■ Supplied records:
========================================
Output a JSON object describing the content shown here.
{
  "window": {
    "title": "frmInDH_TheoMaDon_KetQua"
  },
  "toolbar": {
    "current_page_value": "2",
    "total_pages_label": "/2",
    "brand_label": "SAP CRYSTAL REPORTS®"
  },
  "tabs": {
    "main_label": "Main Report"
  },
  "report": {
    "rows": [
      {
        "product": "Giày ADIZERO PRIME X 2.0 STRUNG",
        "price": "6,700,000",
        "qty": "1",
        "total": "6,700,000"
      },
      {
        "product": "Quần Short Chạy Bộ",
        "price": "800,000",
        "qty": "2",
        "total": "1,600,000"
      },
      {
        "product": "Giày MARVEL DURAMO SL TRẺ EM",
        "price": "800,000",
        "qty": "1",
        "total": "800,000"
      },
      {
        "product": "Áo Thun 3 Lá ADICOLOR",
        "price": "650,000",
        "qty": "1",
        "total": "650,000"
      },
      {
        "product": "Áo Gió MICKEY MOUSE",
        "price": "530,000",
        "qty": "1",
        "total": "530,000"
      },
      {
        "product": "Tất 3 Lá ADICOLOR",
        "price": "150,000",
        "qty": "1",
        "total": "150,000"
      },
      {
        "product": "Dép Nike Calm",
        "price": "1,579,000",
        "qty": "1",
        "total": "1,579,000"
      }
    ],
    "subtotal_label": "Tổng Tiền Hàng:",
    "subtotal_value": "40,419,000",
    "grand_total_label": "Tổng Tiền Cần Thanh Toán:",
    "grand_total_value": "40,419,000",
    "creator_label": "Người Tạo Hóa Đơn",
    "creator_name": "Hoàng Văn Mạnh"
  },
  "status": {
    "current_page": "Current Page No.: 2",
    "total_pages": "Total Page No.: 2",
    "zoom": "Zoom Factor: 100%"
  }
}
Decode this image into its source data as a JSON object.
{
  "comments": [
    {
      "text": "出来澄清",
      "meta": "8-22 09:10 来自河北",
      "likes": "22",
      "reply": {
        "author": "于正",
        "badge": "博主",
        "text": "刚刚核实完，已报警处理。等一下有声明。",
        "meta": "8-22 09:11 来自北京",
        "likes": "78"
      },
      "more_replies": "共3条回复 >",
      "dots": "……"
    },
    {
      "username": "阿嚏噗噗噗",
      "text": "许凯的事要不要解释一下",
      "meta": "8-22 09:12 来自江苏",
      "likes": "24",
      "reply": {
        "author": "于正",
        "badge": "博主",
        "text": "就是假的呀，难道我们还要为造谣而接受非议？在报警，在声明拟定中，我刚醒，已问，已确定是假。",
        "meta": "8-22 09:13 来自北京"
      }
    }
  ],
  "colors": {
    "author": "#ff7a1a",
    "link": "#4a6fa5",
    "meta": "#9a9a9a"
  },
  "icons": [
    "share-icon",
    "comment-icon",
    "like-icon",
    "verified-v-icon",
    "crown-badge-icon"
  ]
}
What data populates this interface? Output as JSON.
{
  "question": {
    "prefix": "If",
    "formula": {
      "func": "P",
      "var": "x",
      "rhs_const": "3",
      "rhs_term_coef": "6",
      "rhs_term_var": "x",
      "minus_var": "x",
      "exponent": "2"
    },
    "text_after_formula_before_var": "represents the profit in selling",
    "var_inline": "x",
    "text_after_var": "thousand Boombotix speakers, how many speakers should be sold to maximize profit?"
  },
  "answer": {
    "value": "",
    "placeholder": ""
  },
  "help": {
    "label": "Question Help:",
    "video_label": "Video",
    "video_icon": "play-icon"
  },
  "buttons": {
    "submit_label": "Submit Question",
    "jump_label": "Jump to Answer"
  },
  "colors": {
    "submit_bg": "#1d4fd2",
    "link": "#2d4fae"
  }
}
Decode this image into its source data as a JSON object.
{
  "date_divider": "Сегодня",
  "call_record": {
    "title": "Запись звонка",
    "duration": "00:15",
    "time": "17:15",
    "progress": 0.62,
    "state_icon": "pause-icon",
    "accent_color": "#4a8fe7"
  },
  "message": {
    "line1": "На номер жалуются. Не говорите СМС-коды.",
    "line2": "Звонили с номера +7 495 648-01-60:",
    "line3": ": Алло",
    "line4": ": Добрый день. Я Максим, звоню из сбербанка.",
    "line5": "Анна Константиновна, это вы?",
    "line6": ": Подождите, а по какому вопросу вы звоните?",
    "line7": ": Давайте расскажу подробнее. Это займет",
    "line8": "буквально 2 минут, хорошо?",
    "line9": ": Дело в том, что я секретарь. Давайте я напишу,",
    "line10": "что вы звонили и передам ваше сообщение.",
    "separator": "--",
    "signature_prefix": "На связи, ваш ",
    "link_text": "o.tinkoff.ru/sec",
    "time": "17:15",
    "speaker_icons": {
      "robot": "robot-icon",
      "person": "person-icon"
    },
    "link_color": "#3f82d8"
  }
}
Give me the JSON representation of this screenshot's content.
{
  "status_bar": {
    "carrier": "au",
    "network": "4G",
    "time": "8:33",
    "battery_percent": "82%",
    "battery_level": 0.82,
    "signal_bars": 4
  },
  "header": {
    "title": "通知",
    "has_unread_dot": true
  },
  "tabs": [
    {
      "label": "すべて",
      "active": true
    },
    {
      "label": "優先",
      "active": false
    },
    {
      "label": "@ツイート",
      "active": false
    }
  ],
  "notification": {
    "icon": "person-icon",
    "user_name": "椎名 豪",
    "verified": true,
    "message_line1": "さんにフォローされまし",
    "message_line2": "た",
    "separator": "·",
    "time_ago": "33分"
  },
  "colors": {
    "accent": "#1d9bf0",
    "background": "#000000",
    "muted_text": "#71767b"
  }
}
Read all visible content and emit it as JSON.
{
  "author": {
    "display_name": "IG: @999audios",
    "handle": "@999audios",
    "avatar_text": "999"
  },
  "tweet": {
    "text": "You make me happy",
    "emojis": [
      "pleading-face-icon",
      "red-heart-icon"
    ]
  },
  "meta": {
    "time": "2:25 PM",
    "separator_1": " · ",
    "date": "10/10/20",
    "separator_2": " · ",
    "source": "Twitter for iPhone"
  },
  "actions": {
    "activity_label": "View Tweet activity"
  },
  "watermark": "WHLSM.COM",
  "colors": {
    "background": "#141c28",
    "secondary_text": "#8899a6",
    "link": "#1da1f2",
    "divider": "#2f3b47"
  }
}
========================================
■ Task requirements: Write each line above out exactly.

■ Solution for this problem:
Output a JSON object describing the content shown here.
{
  "window": {
    "title": "frmInDH_TheoMaDon_KetQua"
  },
  "toolbar": {
    "current_page_value": "2",
    "total_pages_label": "/2",
    "brand_label": "SAP CRYSTAL REPORTS®"
  },
  "tabs": {
    "main_label": "Main Report"
  },
  "report": {
    "rows": [
      {
        "product": "Giày ADIZERO PRIME X 2.0 STRUNG",
        "price": "6,700,000",
        "qty": "1",
        "total": "6,700,000"
      },
      {
        "product": "Quần Short Chạy Bộ",
        "price": "800,000",
        "qty": "2",
        "total": "1,600,000"
      },
      {
        "product": "Giày MARVEL DURAMO SL TRẺ EM",
        "price": "800,000",
        "qty": "1",
        "total": "800,000"
      },
      {
        "product": "Áo Thun 3 Lá ADICOLOR",
        "price": "650,000",
        "qty": "1",
        "total": "650,000"
      },
      {
        "product": "Áo Gió MICKEY MOUSE",
        "price": "530,000",
        "qty": "1",
        "total": "530,000"
      },
      {
        "product": "Tất 3 Lá ADICOLOR",
        "price": "150,000",
        "qty": "1",
        "total": "150,000"
      },
      {
        "product": "Dép Nike Calm",
        "price": "1,579,000",
        "qty": "1",
        "total": "1,579,000"
      }
    ],
    "subtotal_label": "Tổng Tiền Hàng:",
    "subtotal_value": "40,419,000",
    "grand_total_label": "Tổng Tiền Cần Thanh Toán:",
    "grand_total_value": "40,419,000",
    "creator_label": "Người Tạo Hóa Đơn",
    "creator_name": "Hoàng Văn Mạnh"
  },
  "status": {
    "current_page": "Current Page No.: 2",
    "total_pages": "Total Page No.: 2",
    "zoom": "Zoom Factor: 100%"
  }
}
Decode this image into its source data as a JSON object.
{
  "comments": [
    {
      "text": "出来澄清",
      "meta": "8-22 09:10 来自河北",
      "likes": "22",
      "reply": {
        "author": "于正",
        "badge": "博主",
        "text": "刚刚核实完，已报警处理。等一下有声明。",
        "meta": "8-22 09:11 来自北京",
        "likes": "78"
      },
      "more_replies": "共3条回复 >",
      "dots": "……"
    },
    {
      "username": "阿嚏噗噗噗",
      "text": "许凯的事要不要解释一下",
      "meta": "8-22 09:12 来自江苏",
      "likes": "24",
      "reply": {
        "author": "于正",
        "badge": "博主",
        "text": "就是假的呀，难道我们还要为造谣而接受非议？在报警，在声明拟定中，我刚醒，已问，已确定是假。",
        "meta": "8-22 09:13 来自北京"
      }
    }
  ],
  "colors": {
    "author": "#ff7a1a",
    "link": "#4a6fa5",
    "meta": "#9a9a9a"
  },
  "icons": [
    "share-icon",
    "comment-icon",
    "like-icon",
    "verified-v-icon",
    "crown-badge-icon"
  ]
}
What data populates this interface? Output as JSON.
{
  "question": {
    "prefix": "If",
    "formula": {
      "func": "P",
      "var": "x",
      "rhs_const": "3",
      "rhs_term_coef": "6",
      "rhs_term_var": "x",
      "minus_var": "x",
      "exponent": "2"
    },
    "text_after_formula_before_var": "represents the profit in selling",
    "var_inline": "x",
    "text_after_var": "thousand Boombotix speakers, how many speakers should be sold to maximize profit?"
  },
  "answer": {
    "value": "",
    "placeholder": ""
  },
  "help": {
    "label": "Question Help:",
    "video_label": "Video",
    "video_icon": "play-icon"
  },
  "buttons": {
    "submit_label": "Submit Question",
    "jump_label": "Jump to Answer"
  },
  "colors": {
    "submit_bg": "#1d4fd2",
    "link": "#2d4fae"
  }
}
Decode this image into its source data as a JSON object.
{
  "date_divider": "Сегодня",
  "call_record": {
    "title": "Запись звонка",
    "duration": "00:15",
    "time": "17:15",
    "progress": 0.62,
    "state_icon": "pause-icon",
    "accent_color": "#4a8fe7"
  },
  "message": {
    "line1": "На номер жалуются. Не говорите СМС-коды.",
    "line2": "Звонили с номера +7 495 648-01-60:",
    "line3": ": Алло",
    "line4": ": Добрый день. Я Максим, звоню из сбербанка.",
    "line5": "Анна Константиновна, это вы?",
    "line6": ": Подождите, а по какому вопросу вы звоните?",
    "line7": ": Давайте расскажу подробнее. Это займет",
    "line8": "буквально 2 минут, хорошо?",
    "line9": ": Дело в том, что я секретарь. Давайте я напишу,",
    "line10": "что вы звонили и передам ваше сообщение.",
    "separator": "--",
    "signature_prefix": "На связи, ваш ",
    "link_text": "o.tinkoff.ru/sec",
    "time": "17:15",
    "speaker_icons": {
      "robot": "robot-icon",
      "person": "person-icon"
    },
    "link_color": "#3f82d8"
  }
}
Give me the JSON representation of this screenshot's content.
{
  "status_bar": {
    "carrier": "au",
    "network": "4G",
    "time": "8:33",
    "battery_percent": "82%",
    "battery_level": 0.82,
    "signal_bars": 4
  },
  "header": {
    "title": "通知",
    "has_unread_dot": true
  },
  "tabs": [
    {
      "label": "すべて",
      "active": true
    },
    {
      "label": "優先",
      "active": false
    },
    {
      "label": "@ツイート",
      "active": false
    }
  ],
  "notification": {
    "icon": "person-icon",
    "user_name": "椎名 豪",
    "verified": true,
    "message_line1": "さんにフォローされまし",
    "message_line2": "た",
    "separator": "·",
    "time_ago": "33分"
  },
  "colors": {
    "accent": "#1d9bf0",
    "background": "#000000",
    "muted_text": "#71767b"
  }
}
Read all visible content and emit it as JSON.
{
  "author": {
    "display_name": "IG: @999audios",
    "handle": "@999audios",
    "avatar_text": "999"
  },
  "tweet": {
    "text": "You make me happy",
    "emojis": [
      "pleading-face-icon",
      "red-heart-icon"
    ]
  },
  "meta": {
    "time": "2:25 PM",
    "separator_1": " · ",
    "date": "10/10/20",
    "separator_2": " · ",
    "source": "Twitter for iPhone"
  },
  "actions": {
    "activity_label": "View Tweet activity"
  },
  "watermark": "WHLSM.COM",
  "colors": {
    "background": "#141c28",
    "secondary_text": "#8899a6",
    "link": "#1da1f2",
    "divider": "#2f3b47"
  }
}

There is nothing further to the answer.